▸ **Task statement**
Collect every line below that contains the word "What".

[Source records]
--- START ---
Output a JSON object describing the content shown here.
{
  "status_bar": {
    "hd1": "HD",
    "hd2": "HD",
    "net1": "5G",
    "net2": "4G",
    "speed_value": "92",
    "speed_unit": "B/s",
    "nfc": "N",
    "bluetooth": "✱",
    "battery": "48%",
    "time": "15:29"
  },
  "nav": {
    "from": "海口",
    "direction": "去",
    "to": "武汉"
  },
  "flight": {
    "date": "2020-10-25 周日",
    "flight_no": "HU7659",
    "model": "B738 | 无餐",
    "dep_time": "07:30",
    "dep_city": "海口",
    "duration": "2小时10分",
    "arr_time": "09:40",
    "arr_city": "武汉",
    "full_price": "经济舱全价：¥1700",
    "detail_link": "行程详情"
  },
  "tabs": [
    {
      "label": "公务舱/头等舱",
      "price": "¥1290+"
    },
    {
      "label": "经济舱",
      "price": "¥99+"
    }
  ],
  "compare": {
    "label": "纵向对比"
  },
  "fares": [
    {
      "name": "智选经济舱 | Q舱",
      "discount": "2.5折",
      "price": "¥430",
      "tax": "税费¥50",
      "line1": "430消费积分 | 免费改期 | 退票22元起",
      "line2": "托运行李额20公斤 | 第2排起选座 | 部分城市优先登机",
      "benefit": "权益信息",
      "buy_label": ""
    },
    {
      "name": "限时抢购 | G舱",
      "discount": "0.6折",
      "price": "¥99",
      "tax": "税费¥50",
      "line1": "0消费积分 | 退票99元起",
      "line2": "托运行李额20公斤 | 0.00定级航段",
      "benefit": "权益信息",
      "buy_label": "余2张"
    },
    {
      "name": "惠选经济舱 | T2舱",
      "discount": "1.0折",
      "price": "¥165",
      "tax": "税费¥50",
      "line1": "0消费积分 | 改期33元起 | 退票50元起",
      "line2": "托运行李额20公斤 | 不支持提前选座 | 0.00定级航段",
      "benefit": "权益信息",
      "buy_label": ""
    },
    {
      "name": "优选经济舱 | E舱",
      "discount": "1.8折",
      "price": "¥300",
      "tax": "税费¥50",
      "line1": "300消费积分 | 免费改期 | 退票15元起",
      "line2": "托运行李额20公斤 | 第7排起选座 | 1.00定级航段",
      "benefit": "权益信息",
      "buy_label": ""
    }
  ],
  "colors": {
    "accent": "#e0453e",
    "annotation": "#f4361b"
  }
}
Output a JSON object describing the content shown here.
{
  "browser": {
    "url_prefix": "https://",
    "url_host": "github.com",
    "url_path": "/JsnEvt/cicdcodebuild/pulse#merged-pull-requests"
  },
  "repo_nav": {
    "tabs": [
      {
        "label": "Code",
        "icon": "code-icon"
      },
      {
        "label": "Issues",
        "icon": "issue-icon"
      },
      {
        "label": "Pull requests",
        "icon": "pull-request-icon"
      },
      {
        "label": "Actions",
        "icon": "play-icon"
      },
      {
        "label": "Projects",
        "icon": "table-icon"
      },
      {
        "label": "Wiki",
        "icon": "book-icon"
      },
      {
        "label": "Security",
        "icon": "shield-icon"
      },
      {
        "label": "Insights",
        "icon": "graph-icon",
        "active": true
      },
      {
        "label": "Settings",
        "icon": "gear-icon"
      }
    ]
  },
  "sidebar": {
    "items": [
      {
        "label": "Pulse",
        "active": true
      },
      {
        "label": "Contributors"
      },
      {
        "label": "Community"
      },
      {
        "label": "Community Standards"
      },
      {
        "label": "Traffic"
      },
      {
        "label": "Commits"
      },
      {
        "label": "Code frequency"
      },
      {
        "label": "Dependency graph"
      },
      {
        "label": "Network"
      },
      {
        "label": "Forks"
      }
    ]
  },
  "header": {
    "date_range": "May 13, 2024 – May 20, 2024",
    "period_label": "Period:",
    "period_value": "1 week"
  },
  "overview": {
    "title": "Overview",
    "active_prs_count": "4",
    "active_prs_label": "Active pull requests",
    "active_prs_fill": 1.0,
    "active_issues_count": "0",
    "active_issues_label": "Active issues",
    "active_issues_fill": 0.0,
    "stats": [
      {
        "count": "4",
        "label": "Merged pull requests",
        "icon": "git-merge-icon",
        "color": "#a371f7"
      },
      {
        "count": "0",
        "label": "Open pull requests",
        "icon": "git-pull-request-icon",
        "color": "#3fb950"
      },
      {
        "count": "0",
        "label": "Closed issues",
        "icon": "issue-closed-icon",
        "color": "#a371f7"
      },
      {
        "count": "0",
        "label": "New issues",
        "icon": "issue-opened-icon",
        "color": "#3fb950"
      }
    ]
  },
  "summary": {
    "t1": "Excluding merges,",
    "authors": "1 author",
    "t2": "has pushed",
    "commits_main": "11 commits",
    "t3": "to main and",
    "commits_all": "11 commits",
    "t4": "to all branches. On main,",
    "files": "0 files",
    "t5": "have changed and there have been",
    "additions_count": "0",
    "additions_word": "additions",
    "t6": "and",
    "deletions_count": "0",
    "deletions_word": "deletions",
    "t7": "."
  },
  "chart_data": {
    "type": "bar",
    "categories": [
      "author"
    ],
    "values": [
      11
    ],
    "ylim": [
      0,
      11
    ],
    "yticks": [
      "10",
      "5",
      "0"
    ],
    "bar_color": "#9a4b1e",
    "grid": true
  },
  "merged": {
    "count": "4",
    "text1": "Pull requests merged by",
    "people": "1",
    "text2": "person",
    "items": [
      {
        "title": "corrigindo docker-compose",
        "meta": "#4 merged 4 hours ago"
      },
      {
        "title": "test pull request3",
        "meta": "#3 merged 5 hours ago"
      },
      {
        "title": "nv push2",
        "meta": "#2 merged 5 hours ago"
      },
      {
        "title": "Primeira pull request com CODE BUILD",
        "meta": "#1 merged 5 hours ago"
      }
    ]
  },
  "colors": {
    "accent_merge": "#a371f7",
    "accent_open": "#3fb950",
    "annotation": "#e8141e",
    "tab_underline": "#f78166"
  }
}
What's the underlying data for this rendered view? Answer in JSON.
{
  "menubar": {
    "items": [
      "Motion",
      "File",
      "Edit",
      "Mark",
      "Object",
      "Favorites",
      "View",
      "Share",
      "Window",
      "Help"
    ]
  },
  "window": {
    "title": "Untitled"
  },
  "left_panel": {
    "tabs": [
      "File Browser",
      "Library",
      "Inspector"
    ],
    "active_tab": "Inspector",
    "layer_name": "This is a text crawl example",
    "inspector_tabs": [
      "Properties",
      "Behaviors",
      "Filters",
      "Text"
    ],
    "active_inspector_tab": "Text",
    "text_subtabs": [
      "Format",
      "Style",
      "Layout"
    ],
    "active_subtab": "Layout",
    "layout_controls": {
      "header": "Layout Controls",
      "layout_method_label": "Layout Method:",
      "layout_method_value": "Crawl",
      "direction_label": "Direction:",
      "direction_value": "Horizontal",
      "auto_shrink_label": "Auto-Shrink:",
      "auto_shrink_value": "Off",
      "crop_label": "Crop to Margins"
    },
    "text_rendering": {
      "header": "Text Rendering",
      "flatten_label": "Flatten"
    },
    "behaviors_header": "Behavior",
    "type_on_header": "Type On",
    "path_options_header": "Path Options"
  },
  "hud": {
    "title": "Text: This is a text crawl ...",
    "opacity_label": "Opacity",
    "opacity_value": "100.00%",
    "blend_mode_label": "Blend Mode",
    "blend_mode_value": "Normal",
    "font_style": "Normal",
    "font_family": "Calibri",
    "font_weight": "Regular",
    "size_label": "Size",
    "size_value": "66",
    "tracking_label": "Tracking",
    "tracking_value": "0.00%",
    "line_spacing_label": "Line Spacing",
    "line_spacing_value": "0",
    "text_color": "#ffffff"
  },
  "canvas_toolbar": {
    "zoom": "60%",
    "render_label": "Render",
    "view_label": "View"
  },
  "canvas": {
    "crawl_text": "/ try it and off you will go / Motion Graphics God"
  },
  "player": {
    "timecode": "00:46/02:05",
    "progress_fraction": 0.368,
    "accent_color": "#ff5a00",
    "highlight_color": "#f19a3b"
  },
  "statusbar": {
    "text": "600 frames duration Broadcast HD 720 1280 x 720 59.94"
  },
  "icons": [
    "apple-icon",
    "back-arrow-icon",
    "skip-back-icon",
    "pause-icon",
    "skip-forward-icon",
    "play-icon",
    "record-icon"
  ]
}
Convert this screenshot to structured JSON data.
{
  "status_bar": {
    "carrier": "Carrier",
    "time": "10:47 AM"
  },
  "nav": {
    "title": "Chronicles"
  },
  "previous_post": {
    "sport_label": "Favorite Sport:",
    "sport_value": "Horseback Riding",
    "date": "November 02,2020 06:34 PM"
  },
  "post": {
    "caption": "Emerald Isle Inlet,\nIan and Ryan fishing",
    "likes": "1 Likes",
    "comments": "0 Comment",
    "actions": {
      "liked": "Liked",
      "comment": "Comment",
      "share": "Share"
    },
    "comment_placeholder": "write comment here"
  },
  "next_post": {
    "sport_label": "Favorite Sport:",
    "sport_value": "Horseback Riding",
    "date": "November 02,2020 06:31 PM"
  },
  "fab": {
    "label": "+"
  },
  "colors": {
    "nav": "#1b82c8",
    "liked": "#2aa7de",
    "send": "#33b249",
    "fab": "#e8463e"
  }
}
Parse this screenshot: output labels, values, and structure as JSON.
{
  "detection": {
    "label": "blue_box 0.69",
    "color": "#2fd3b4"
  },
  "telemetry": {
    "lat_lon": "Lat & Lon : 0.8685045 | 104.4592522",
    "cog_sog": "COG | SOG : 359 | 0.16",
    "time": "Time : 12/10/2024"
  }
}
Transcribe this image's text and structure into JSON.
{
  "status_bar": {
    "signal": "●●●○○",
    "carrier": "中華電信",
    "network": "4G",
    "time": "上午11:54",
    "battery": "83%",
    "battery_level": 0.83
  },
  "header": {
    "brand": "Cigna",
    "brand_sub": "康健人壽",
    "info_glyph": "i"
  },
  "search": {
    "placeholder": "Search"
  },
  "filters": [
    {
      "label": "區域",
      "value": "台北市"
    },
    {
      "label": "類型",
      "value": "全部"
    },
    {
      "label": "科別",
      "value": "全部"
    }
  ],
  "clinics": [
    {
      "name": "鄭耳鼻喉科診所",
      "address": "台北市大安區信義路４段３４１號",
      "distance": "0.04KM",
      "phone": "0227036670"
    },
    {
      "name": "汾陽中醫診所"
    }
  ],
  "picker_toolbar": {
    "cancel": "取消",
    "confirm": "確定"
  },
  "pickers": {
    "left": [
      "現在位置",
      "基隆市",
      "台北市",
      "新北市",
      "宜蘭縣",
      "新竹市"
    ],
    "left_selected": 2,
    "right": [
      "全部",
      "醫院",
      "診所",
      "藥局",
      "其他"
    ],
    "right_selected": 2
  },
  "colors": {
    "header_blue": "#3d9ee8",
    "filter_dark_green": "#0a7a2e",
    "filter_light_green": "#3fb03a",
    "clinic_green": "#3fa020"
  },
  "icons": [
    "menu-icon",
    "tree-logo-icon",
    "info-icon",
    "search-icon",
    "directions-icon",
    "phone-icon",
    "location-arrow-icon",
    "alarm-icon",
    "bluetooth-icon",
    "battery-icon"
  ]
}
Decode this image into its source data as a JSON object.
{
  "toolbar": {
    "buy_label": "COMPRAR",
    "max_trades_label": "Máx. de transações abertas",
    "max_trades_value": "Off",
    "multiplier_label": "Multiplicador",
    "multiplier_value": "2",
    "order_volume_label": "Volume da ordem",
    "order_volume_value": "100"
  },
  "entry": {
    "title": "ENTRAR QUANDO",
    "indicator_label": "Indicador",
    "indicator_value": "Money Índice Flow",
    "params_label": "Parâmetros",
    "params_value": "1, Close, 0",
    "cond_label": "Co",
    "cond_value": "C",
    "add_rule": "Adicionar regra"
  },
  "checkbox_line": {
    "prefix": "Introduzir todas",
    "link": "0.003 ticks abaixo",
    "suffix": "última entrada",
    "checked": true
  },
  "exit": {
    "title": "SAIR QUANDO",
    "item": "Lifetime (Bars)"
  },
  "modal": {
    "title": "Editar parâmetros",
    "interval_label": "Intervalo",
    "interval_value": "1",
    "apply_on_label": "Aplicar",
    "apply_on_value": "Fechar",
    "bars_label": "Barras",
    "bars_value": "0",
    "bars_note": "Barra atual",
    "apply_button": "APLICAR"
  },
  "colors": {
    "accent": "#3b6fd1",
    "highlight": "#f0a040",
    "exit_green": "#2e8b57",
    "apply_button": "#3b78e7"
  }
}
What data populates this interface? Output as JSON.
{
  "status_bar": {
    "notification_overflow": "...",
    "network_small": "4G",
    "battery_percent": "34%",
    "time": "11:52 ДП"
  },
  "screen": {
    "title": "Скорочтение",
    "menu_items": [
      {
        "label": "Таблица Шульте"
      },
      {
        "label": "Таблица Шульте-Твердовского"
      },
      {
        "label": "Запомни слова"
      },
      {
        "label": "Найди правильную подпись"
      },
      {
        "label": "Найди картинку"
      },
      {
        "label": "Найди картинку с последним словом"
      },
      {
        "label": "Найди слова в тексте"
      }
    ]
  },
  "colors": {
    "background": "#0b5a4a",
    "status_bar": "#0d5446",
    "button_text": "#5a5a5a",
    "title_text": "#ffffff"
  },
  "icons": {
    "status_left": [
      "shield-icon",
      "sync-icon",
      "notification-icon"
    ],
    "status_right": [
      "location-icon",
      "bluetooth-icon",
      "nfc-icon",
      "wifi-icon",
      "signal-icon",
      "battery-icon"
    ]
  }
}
--- END ---
▸ **Solved exercise**
What's the underlying data for this rendered view? Answer in JSON.
What data populates this interface? Output as JSON.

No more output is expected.